Locate each line in the records containing "type". Copy it.

• _Raw records_:
— start —

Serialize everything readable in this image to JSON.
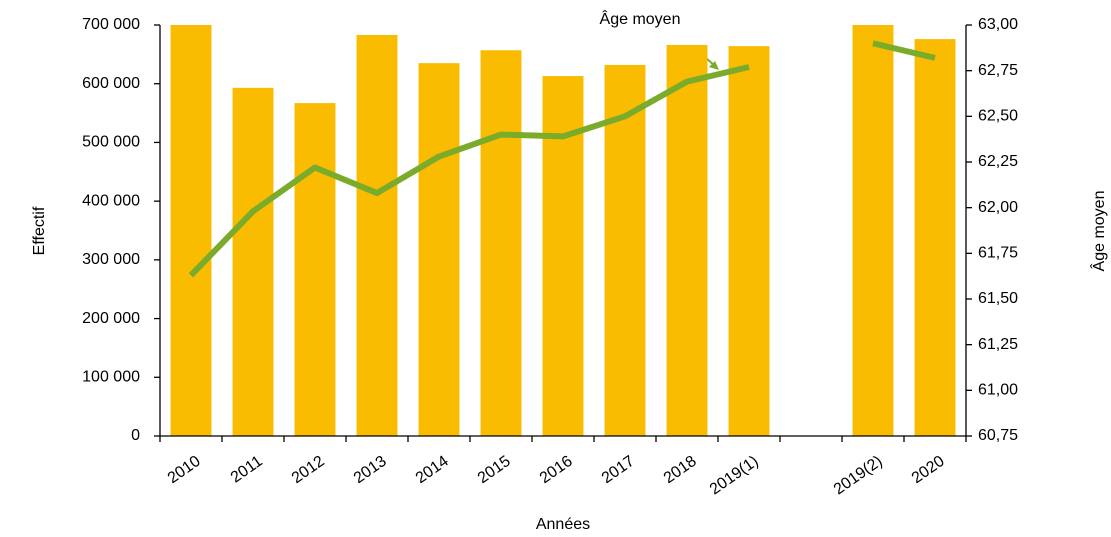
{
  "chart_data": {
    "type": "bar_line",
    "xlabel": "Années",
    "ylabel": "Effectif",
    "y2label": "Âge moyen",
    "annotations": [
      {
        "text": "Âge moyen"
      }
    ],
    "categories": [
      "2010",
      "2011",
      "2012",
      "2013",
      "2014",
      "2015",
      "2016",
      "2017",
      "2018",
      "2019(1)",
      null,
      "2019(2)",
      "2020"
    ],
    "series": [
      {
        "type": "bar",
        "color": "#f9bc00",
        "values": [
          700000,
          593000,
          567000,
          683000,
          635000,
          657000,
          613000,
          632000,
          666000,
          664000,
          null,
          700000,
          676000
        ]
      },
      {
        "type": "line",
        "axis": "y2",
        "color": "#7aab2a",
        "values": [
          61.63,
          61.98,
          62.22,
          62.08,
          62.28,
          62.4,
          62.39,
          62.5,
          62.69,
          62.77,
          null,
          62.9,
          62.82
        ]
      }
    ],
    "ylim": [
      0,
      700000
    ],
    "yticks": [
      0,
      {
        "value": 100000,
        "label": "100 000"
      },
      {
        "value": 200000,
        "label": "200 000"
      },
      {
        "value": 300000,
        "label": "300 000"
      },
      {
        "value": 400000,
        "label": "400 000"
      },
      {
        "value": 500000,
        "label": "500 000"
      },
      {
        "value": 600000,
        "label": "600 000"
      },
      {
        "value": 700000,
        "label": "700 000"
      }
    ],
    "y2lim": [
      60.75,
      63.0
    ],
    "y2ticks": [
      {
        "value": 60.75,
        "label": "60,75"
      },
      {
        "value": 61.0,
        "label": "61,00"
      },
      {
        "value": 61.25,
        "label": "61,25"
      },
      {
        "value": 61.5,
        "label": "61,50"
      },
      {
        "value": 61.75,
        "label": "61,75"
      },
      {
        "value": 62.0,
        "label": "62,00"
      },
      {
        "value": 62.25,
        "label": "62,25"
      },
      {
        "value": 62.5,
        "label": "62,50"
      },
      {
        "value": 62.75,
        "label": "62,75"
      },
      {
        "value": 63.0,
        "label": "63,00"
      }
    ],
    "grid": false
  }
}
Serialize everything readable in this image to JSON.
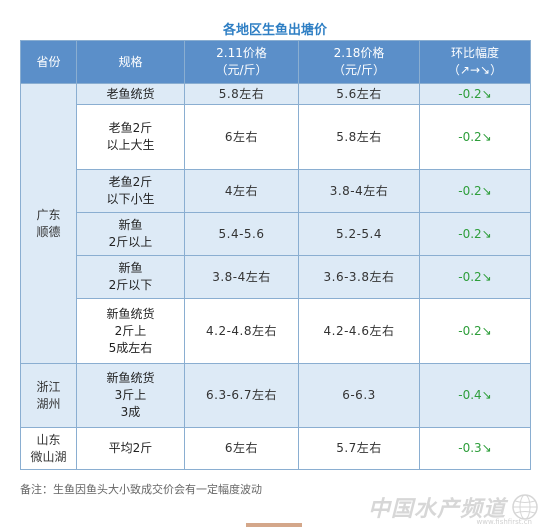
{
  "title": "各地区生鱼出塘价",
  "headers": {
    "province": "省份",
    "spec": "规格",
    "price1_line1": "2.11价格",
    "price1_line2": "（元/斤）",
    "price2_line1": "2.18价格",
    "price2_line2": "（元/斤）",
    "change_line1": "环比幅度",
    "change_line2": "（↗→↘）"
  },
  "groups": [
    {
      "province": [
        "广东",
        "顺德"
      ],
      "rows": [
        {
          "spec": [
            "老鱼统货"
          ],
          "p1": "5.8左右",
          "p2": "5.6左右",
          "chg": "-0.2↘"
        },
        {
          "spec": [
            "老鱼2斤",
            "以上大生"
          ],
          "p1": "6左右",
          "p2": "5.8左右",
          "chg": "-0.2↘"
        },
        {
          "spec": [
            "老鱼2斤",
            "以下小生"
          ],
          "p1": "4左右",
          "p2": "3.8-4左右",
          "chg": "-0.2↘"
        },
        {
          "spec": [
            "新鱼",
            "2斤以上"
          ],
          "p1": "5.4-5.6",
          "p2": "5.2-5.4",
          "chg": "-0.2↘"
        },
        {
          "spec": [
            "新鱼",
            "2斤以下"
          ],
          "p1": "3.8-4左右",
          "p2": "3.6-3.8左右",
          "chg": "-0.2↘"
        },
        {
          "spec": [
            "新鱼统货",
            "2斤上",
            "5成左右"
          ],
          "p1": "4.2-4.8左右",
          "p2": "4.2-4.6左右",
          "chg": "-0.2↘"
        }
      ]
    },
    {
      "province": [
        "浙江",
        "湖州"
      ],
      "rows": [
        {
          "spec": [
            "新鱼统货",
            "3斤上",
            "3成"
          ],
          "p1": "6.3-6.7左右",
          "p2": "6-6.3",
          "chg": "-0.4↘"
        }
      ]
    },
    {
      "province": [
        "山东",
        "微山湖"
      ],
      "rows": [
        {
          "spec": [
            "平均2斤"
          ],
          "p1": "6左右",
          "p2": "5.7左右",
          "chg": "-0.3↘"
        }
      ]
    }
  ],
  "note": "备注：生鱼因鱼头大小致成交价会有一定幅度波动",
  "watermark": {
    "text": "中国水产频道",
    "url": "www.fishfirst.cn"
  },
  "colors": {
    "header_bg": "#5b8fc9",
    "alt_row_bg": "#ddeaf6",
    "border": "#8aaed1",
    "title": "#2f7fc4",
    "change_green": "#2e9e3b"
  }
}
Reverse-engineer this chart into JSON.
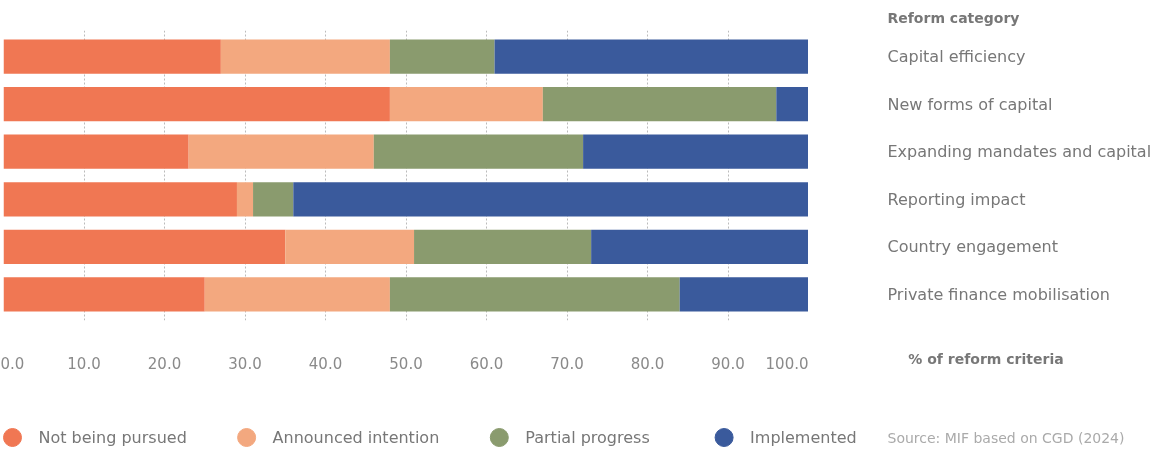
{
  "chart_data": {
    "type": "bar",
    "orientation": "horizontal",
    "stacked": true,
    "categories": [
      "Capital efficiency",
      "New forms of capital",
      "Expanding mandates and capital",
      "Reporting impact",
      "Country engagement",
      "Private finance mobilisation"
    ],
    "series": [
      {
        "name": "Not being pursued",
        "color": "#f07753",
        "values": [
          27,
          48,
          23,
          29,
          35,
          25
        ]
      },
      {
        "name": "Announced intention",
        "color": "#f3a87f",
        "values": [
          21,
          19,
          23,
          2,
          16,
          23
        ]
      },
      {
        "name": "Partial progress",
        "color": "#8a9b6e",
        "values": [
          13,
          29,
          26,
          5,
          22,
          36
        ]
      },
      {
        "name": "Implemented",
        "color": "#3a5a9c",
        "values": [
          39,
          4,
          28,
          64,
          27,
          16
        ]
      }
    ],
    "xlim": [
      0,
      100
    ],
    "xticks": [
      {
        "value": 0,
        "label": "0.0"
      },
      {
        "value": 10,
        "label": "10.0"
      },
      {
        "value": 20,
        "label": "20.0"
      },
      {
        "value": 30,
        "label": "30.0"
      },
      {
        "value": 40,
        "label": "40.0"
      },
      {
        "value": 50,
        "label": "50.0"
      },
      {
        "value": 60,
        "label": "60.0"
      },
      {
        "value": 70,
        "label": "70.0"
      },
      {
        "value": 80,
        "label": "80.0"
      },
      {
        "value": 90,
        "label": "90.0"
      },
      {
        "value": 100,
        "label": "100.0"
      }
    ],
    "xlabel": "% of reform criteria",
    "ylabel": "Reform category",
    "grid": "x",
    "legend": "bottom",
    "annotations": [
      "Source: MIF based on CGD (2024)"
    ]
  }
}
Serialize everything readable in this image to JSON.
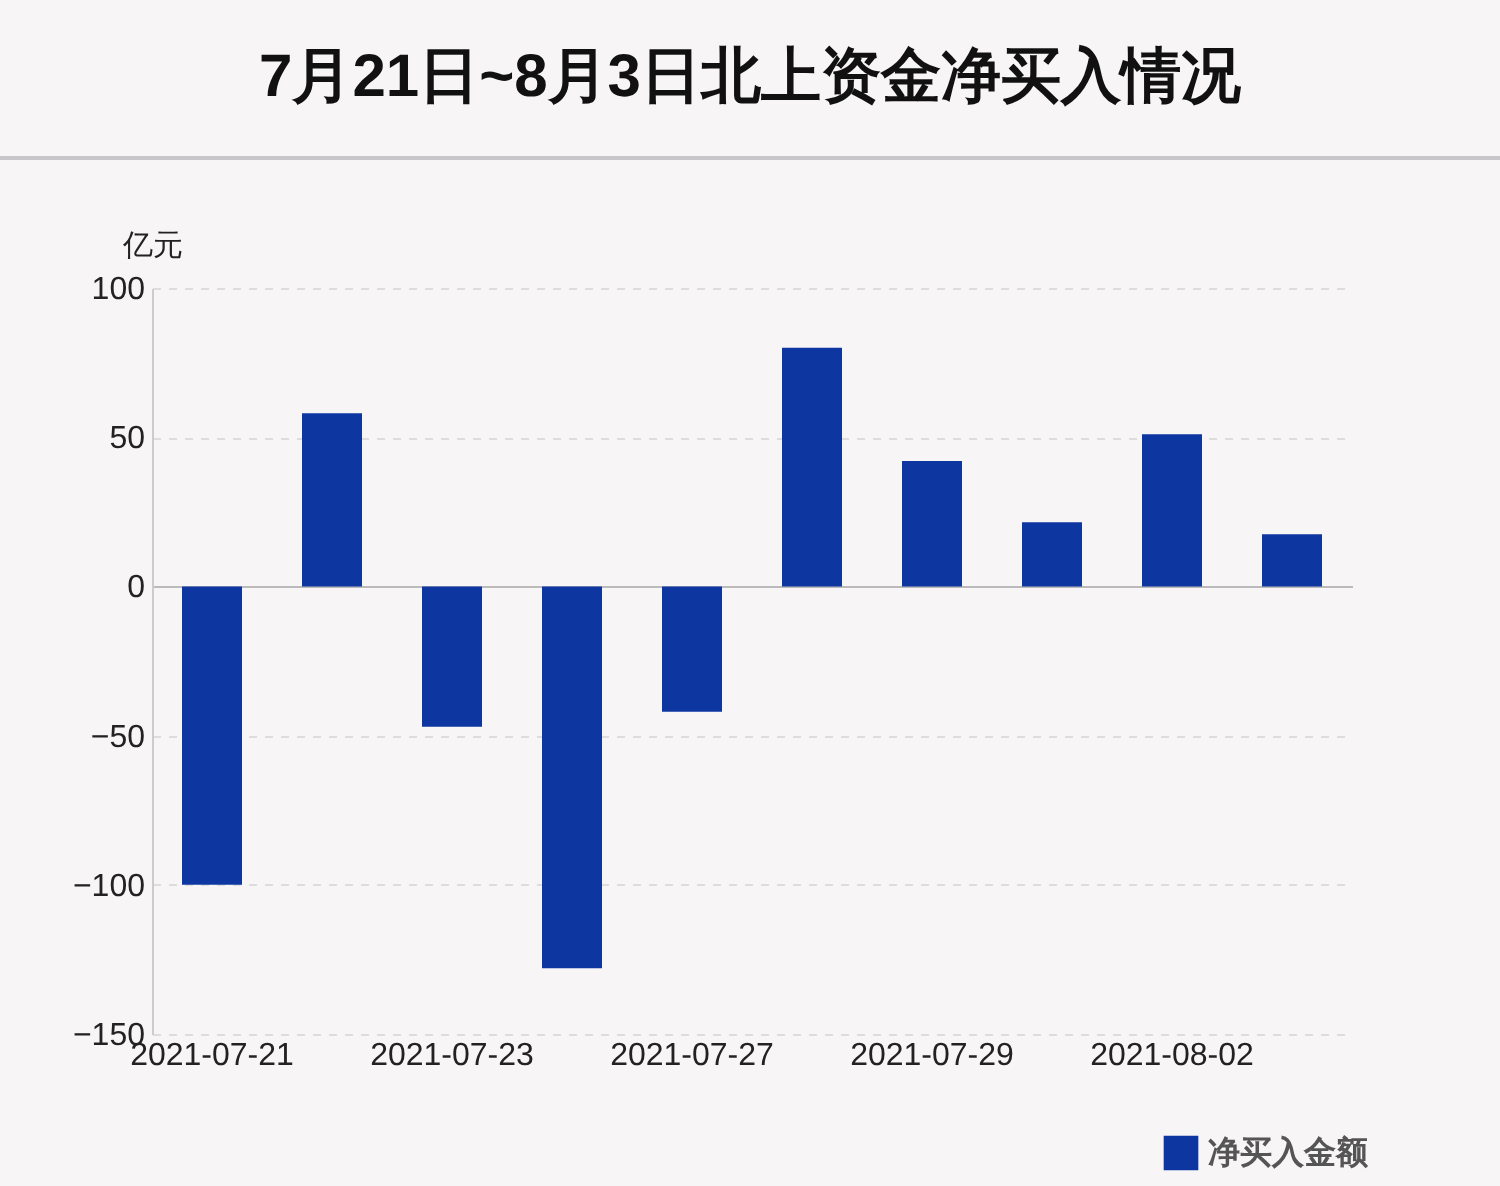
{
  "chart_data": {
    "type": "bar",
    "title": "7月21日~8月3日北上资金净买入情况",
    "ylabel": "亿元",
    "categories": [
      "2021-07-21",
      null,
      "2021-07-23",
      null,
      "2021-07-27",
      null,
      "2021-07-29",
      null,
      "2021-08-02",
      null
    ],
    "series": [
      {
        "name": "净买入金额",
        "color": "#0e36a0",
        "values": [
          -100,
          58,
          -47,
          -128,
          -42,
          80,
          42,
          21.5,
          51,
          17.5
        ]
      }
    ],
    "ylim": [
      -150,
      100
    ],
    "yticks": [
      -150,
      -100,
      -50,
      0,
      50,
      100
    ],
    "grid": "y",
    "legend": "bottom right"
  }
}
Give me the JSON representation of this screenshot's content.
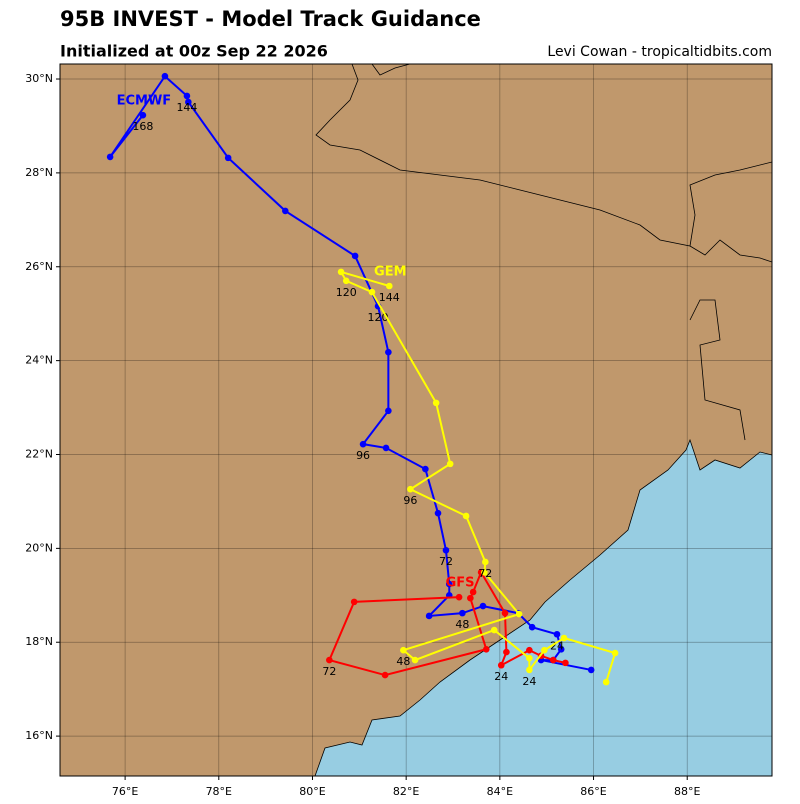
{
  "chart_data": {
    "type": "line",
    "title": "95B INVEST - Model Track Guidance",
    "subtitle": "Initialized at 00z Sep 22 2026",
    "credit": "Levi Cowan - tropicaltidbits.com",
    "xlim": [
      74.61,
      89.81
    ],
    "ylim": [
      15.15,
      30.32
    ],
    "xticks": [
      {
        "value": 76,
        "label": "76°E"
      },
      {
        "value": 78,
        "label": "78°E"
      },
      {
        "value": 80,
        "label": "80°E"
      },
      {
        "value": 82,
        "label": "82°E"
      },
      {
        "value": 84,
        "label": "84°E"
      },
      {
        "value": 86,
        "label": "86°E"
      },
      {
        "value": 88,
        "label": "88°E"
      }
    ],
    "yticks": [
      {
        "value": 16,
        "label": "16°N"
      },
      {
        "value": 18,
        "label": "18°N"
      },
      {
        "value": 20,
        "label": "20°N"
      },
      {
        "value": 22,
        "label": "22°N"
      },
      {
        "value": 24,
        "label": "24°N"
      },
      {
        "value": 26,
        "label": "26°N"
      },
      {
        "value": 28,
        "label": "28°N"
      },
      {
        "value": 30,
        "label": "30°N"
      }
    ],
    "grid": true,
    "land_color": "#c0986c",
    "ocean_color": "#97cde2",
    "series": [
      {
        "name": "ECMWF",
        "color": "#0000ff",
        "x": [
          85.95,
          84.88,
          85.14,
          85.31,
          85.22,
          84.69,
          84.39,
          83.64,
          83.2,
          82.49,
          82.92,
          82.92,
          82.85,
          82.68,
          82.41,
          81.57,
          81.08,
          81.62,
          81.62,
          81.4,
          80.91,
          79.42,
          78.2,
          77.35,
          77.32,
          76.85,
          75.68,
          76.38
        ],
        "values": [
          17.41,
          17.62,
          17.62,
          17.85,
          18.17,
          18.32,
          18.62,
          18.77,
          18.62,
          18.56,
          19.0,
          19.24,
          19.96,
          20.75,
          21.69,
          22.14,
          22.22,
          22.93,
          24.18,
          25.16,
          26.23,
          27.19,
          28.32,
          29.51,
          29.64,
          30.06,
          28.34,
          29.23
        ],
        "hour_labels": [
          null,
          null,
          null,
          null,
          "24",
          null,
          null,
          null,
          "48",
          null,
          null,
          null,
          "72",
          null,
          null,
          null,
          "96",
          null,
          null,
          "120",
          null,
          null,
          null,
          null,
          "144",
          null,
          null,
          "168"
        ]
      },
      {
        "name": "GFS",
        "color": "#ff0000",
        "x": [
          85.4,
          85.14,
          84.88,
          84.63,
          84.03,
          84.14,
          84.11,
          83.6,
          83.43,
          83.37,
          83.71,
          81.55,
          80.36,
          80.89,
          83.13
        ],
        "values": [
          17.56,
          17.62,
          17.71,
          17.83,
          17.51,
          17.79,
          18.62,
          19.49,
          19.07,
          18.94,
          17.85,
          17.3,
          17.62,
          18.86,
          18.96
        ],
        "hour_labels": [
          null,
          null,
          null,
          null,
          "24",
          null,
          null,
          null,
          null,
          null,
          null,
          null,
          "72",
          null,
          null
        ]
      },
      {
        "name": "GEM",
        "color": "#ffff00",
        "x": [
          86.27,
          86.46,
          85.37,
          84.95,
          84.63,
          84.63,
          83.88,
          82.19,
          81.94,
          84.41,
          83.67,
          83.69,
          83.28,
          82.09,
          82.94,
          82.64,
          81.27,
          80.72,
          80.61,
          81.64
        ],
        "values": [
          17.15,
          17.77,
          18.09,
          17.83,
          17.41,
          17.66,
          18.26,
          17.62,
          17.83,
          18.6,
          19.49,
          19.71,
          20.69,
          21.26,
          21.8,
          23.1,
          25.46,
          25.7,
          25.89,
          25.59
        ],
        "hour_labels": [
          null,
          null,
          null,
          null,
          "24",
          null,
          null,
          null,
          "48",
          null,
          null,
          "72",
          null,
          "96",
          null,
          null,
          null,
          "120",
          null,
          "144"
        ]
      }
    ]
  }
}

— end —

• _Output of the task_:
    "type": "bar_line",
        "type": "bar",
        "type": "line",
    "type": "bar",
    "type": "bar",
    "type": "line",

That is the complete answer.